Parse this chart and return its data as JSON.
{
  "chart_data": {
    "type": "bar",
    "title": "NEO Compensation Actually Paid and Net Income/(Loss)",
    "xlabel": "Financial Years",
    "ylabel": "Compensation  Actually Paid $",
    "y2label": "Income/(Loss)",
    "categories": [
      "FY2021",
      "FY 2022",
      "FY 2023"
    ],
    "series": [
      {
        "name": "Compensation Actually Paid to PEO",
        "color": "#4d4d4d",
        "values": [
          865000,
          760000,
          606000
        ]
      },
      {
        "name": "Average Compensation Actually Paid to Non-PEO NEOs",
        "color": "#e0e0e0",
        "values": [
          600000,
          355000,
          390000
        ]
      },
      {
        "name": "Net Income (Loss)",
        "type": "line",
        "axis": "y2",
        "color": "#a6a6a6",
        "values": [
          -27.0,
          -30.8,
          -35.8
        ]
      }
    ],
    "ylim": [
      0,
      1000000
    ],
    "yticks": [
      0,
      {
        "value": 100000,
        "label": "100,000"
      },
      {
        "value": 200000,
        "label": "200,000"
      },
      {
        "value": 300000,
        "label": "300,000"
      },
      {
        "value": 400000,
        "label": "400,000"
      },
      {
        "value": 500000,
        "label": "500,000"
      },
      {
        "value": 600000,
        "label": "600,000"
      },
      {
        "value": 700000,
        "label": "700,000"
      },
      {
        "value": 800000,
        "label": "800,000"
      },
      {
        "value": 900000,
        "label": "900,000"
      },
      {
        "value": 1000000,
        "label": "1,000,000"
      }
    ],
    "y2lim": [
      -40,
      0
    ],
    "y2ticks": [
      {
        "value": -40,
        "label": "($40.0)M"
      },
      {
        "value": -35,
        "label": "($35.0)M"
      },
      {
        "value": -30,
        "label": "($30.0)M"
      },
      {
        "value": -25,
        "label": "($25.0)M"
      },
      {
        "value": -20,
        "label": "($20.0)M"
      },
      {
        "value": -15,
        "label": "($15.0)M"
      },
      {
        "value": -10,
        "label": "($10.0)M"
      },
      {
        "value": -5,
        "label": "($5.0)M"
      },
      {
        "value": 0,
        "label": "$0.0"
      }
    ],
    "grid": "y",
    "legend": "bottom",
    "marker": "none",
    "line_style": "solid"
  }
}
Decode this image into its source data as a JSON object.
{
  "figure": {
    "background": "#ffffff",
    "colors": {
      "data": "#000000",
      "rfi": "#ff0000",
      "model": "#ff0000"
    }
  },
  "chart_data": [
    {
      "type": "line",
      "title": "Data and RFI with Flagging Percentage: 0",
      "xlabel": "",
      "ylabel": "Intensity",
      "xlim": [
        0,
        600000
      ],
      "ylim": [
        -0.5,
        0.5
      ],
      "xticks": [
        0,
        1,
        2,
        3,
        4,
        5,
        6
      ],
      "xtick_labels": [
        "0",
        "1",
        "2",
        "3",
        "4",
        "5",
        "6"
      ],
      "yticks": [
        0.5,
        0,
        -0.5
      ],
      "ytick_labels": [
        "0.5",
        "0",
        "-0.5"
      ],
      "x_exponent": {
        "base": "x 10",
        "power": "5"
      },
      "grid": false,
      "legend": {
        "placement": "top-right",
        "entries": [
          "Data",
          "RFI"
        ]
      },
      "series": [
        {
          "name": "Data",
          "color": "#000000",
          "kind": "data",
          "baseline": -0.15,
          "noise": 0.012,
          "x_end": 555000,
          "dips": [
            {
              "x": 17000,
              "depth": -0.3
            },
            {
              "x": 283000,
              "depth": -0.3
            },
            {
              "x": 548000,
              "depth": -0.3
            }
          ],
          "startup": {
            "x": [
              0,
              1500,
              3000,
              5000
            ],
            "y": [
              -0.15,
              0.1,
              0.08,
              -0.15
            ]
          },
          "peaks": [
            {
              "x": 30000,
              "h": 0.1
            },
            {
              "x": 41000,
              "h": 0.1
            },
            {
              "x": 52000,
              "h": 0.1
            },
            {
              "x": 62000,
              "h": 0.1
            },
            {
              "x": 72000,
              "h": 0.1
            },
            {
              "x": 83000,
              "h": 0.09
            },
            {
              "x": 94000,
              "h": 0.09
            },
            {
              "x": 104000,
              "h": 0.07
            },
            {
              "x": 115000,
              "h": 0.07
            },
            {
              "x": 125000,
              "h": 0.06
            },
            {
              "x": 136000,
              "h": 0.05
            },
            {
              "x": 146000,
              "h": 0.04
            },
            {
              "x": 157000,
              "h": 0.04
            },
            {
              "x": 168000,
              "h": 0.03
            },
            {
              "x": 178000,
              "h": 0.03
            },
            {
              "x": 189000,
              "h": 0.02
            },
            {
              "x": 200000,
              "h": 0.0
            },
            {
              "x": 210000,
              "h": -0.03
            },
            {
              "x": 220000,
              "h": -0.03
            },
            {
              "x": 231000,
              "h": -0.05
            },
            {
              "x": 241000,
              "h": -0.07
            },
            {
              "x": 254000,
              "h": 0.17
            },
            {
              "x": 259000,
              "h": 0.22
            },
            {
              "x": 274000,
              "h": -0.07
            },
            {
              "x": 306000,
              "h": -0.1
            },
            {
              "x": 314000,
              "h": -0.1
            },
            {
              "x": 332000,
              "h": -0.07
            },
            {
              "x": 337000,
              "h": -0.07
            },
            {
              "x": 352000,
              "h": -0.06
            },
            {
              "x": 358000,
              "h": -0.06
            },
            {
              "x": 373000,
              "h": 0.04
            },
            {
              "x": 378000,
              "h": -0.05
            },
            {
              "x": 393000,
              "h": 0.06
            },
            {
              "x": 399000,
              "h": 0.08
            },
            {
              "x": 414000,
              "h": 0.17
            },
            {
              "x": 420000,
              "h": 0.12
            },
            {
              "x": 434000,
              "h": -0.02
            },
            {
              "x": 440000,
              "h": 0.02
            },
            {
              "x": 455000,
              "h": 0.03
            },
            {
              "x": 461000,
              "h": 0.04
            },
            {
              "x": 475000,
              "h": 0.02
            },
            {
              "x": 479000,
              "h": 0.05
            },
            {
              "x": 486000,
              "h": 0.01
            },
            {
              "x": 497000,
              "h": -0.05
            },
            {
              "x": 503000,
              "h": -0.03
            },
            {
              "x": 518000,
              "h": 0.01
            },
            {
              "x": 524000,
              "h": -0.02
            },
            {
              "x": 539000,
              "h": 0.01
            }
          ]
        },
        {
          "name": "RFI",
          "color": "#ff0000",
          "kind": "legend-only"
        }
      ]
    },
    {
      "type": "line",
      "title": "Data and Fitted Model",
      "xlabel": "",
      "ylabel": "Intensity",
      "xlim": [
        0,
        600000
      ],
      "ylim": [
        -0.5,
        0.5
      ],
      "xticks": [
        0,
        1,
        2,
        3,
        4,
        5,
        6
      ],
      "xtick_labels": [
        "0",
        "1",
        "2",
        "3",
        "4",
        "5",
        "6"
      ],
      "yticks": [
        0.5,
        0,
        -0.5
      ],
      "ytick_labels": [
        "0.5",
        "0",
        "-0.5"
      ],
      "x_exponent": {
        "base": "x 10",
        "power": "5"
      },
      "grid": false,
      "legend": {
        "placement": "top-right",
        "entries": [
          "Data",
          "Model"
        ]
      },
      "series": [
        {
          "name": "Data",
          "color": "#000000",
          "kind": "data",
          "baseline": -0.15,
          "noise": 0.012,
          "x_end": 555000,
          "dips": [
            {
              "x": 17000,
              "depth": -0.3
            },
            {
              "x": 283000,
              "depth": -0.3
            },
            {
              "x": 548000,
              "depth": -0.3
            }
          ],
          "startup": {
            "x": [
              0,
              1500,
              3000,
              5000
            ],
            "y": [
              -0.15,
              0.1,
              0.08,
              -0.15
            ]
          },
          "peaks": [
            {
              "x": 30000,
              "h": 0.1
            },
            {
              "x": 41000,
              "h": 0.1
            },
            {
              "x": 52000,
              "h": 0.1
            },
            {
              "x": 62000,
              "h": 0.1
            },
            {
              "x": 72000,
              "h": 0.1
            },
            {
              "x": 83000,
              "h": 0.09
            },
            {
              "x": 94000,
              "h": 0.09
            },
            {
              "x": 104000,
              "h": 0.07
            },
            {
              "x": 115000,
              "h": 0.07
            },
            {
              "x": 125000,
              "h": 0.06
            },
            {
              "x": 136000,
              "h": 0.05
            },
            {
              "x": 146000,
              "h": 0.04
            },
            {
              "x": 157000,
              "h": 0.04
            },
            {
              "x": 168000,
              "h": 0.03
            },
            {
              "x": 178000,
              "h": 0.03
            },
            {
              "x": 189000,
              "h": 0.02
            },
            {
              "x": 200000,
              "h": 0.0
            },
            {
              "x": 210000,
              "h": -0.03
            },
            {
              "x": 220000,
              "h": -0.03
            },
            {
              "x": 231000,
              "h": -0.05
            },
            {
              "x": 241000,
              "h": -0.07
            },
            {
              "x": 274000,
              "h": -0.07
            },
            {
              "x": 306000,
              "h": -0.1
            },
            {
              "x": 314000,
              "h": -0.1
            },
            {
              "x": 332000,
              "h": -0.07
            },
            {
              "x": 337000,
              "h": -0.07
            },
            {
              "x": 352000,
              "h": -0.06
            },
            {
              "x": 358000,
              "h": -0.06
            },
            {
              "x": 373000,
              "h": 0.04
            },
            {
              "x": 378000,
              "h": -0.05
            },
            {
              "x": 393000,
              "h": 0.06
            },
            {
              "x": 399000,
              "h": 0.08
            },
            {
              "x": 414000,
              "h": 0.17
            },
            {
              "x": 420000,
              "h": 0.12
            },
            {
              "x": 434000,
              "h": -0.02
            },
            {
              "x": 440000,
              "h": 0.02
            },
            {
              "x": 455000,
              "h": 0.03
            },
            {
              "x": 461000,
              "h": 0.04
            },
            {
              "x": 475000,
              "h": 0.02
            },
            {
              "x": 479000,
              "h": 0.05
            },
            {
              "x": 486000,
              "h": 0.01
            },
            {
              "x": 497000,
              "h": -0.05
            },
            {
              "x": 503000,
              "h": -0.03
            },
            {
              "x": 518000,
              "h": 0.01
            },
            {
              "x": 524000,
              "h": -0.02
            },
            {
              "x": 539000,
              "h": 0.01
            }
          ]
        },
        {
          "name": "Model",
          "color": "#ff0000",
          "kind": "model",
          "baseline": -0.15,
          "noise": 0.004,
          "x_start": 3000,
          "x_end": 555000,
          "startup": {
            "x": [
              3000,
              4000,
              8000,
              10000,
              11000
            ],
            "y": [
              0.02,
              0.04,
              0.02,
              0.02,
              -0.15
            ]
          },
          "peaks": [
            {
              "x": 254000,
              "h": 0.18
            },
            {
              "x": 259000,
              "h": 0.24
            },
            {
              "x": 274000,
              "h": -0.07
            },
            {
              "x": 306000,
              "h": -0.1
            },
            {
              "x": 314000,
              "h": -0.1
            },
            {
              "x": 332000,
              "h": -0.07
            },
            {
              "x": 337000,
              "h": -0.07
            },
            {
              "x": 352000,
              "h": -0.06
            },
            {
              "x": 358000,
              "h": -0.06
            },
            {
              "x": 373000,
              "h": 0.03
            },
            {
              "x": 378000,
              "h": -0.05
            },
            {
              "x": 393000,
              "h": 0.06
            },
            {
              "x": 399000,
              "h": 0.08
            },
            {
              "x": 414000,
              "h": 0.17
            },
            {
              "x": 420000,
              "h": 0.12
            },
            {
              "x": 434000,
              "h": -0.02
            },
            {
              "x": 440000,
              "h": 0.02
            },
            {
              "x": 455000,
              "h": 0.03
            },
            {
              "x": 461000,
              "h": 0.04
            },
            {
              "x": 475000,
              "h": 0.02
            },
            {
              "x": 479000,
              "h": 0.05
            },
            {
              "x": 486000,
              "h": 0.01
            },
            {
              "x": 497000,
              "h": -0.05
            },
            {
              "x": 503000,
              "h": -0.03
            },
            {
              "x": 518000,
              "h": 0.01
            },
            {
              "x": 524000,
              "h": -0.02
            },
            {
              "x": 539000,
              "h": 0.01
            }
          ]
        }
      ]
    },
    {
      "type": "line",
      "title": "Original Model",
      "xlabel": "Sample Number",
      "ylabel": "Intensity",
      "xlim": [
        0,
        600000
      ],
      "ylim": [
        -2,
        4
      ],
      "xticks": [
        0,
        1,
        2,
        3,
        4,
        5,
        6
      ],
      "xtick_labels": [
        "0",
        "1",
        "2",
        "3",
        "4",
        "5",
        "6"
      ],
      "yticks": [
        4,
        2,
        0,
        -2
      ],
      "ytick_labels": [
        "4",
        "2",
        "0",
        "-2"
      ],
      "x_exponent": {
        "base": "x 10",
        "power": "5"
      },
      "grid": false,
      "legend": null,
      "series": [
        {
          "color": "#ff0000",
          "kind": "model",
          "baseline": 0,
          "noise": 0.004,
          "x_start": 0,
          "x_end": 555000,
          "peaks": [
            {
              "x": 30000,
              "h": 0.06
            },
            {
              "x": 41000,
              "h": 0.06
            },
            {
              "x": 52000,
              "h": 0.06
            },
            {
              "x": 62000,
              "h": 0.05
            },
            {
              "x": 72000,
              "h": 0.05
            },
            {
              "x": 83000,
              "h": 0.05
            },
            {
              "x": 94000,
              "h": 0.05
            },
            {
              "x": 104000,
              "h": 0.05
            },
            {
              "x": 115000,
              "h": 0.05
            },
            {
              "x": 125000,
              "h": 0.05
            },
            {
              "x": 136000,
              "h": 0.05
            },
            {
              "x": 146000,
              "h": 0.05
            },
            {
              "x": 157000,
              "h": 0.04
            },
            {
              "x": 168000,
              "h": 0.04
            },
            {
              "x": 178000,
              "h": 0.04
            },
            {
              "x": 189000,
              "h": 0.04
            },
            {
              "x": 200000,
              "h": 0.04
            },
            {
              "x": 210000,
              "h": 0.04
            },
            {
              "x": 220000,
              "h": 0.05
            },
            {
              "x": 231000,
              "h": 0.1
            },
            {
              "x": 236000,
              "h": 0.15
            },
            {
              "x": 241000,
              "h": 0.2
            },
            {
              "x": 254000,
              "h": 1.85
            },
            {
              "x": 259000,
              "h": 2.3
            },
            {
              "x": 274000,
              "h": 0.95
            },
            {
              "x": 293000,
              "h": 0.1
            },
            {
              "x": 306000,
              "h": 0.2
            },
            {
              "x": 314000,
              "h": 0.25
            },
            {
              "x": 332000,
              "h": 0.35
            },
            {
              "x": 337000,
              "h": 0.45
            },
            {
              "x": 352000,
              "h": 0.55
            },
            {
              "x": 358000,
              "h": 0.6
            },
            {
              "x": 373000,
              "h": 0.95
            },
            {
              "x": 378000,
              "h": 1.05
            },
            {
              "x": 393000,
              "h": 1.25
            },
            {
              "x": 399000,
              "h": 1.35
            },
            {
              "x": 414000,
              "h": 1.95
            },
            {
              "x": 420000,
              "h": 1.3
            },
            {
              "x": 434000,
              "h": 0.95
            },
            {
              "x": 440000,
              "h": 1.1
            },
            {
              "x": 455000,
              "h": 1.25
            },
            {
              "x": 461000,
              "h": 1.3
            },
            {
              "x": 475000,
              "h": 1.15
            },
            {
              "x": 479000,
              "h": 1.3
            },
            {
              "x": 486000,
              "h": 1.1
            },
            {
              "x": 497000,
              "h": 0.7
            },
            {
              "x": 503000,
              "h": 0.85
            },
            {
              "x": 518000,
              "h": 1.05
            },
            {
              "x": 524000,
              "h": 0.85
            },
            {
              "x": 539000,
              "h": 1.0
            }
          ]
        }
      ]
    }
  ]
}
+ + + + +
Go through the material and copy out every line with "Compensation" in it.

    "title": "NEO Compensation Actually Paid and Net Income/(Loss)",
    "ylabel": "Compensation  Actually Paid $",
        "name": "Compensation Actually Paid to PEO",
        "name": "Average Compensation Actually Paid to Non-PEO NEOs",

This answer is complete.